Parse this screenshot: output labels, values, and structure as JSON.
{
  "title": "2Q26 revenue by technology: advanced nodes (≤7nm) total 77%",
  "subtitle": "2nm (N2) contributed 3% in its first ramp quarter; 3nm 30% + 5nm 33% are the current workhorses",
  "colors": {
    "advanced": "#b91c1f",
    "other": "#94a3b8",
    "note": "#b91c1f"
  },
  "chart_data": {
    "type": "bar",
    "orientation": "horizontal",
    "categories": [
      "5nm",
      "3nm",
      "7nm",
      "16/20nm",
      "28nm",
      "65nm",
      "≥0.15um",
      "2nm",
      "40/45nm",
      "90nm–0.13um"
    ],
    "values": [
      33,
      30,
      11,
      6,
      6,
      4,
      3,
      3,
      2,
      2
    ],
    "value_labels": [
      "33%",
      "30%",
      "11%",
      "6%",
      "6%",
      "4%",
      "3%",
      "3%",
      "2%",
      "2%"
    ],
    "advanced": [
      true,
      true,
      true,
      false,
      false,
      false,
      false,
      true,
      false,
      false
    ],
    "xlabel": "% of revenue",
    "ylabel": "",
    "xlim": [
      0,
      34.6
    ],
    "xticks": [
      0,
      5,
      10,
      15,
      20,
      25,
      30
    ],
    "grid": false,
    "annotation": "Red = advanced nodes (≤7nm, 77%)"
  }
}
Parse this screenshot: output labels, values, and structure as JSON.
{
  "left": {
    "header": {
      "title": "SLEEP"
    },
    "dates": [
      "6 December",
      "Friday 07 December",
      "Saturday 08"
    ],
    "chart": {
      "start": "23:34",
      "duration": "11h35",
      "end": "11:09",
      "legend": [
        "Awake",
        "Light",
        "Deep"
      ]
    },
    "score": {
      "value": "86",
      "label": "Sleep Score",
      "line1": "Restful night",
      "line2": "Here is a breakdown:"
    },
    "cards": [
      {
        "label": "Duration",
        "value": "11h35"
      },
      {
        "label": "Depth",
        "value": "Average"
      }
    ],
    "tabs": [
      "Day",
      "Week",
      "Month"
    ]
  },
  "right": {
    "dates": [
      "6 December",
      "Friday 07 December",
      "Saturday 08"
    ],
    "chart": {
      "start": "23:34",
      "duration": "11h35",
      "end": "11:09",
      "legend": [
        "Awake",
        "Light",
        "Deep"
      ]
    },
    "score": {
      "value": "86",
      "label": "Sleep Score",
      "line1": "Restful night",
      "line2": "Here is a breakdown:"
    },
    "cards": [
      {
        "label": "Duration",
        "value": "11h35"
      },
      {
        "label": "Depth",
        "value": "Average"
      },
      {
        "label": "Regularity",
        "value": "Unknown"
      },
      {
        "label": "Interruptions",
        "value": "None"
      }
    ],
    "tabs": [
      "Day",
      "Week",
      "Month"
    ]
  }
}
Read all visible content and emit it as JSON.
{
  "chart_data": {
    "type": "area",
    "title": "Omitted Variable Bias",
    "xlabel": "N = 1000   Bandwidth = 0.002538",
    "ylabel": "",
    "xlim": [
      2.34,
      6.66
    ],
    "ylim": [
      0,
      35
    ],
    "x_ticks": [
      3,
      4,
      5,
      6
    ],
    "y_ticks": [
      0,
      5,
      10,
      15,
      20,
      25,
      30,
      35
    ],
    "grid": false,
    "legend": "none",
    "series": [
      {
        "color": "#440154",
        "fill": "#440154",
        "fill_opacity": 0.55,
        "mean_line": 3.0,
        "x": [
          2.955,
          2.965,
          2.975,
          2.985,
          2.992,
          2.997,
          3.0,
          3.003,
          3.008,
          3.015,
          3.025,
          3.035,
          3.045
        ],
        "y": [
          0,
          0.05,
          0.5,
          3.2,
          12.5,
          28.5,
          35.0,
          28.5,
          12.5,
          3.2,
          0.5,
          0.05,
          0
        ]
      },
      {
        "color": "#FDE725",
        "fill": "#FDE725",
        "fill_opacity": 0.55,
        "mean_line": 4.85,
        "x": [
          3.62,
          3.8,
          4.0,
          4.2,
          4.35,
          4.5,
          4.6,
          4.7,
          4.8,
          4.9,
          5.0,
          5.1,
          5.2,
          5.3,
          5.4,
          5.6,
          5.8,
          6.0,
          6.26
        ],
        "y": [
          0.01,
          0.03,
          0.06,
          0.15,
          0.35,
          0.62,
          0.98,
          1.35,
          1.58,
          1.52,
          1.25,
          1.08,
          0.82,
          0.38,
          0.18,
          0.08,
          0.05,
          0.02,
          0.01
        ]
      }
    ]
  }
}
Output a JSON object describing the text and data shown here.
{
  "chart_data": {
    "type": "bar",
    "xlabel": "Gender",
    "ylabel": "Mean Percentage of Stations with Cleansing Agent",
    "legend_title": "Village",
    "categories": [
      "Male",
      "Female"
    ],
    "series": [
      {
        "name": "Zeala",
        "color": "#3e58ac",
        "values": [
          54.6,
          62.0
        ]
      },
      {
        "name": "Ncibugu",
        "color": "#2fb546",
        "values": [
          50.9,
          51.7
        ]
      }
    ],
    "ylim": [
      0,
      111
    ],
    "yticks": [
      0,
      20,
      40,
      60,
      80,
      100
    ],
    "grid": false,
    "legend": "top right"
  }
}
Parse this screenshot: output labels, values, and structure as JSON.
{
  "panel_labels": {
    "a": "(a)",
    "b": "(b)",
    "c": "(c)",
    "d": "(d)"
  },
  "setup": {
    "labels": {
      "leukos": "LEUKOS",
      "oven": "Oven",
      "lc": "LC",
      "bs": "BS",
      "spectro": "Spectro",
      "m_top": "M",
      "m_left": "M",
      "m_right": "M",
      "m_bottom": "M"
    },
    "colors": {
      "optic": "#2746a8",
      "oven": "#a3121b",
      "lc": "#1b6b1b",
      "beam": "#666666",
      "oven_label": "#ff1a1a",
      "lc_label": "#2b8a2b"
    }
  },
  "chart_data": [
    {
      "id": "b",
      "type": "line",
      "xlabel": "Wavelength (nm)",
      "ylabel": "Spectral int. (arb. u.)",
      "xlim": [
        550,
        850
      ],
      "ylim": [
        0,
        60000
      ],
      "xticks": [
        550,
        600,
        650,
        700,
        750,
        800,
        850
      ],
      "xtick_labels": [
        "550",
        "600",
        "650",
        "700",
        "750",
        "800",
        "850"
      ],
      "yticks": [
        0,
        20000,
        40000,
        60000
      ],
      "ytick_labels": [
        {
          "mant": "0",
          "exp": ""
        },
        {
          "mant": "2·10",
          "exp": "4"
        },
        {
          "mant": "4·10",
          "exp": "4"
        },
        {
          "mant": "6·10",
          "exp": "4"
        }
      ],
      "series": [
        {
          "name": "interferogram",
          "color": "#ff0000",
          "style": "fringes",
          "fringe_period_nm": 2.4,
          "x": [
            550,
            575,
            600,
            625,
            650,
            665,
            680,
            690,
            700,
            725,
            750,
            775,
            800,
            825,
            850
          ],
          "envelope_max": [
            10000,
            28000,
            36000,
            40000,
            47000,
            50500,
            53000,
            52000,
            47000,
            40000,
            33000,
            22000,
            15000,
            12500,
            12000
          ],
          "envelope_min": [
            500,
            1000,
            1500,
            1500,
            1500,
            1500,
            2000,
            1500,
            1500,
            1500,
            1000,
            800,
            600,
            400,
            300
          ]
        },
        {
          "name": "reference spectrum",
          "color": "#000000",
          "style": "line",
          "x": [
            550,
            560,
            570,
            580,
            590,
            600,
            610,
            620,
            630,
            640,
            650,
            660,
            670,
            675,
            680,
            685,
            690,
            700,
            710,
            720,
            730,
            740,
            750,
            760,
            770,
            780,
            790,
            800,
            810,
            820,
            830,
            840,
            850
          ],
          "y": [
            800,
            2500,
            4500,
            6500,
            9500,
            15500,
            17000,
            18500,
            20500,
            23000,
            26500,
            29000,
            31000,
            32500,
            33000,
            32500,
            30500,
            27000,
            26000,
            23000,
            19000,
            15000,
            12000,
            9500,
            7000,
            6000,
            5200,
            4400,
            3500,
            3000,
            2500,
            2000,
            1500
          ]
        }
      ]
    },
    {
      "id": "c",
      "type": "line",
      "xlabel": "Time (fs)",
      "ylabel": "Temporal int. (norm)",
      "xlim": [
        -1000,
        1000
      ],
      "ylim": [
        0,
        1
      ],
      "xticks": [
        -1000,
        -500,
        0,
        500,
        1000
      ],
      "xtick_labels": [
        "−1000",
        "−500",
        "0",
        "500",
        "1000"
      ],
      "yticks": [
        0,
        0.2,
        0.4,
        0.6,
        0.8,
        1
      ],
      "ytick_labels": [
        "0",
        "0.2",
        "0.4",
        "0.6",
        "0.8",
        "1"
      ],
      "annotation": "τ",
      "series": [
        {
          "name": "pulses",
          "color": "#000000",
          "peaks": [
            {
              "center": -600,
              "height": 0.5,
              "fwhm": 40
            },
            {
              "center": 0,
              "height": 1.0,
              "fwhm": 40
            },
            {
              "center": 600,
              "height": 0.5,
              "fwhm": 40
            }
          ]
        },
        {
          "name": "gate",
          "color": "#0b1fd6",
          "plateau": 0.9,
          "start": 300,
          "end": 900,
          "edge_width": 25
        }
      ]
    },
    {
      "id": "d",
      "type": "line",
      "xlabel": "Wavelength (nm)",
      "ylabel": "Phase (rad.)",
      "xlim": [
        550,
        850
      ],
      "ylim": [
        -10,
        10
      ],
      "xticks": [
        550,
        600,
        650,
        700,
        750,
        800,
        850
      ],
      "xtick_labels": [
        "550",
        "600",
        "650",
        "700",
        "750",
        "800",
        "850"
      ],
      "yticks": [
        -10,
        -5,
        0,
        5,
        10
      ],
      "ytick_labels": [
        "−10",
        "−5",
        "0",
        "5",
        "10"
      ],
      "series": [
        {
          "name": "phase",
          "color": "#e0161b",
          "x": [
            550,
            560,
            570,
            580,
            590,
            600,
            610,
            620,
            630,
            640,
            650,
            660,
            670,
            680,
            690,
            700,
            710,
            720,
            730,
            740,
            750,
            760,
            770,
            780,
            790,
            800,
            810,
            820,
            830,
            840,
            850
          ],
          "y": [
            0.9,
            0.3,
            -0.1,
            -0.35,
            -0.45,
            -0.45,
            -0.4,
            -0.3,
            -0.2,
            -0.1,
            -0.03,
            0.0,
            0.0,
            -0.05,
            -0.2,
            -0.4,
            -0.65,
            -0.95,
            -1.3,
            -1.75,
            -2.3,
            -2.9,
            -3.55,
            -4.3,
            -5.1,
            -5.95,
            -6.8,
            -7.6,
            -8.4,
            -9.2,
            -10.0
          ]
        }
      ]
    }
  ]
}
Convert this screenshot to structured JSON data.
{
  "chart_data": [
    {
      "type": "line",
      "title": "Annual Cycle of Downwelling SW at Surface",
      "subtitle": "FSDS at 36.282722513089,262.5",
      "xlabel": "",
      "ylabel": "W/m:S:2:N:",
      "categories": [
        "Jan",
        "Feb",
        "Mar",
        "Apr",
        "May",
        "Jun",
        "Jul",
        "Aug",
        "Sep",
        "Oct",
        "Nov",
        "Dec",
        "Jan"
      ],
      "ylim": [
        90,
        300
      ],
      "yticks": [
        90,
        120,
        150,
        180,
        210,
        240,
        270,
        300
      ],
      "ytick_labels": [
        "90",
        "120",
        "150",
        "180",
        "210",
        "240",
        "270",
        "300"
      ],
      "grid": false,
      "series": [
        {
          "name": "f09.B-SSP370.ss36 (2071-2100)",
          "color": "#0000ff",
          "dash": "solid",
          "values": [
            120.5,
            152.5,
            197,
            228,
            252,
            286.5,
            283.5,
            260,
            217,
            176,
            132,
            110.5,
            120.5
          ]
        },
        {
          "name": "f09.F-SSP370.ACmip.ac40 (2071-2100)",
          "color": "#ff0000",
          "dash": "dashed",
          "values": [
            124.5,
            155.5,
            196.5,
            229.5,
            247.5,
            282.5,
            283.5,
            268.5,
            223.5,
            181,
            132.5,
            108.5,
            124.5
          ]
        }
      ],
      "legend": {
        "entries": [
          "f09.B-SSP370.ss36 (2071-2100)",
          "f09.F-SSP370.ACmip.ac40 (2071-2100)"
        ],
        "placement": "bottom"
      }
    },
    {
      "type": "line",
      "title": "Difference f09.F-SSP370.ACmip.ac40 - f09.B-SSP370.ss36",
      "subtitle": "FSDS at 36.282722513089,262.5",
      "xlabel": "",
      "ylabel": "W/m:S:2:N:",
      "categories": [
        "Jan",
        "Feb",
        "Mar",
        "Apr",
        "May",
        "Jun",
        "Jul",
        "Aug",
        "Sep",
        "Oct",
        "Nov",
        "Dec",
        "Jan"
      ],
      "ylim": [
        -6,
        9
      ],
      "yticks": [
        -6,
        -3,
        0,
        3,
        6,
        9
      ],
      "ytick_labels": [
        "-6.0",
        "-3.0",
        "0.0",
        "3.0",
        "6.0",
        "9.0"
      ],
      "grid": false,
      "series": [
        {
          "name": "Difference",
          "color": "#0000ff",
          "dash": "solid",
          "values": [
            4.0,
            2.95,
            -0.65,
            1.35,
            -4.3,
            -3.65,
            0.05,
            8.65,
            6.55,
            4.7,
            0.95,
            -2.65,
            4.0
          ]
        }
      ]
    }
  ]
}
· · · · ·
DIRECTIVE> Using the records above, copy each line that contains "ACmip".

IN RESPONSE>
          "name": "f09.F-SSP370.ACmip.ac40 (2071-2100)",
          "f09.F-SSP370.ACmip.ac40 (2071-2100)"
      "title": "Difference f09.F-SSP370.ACmip.ac40 - f09.B-SSP370.ss36",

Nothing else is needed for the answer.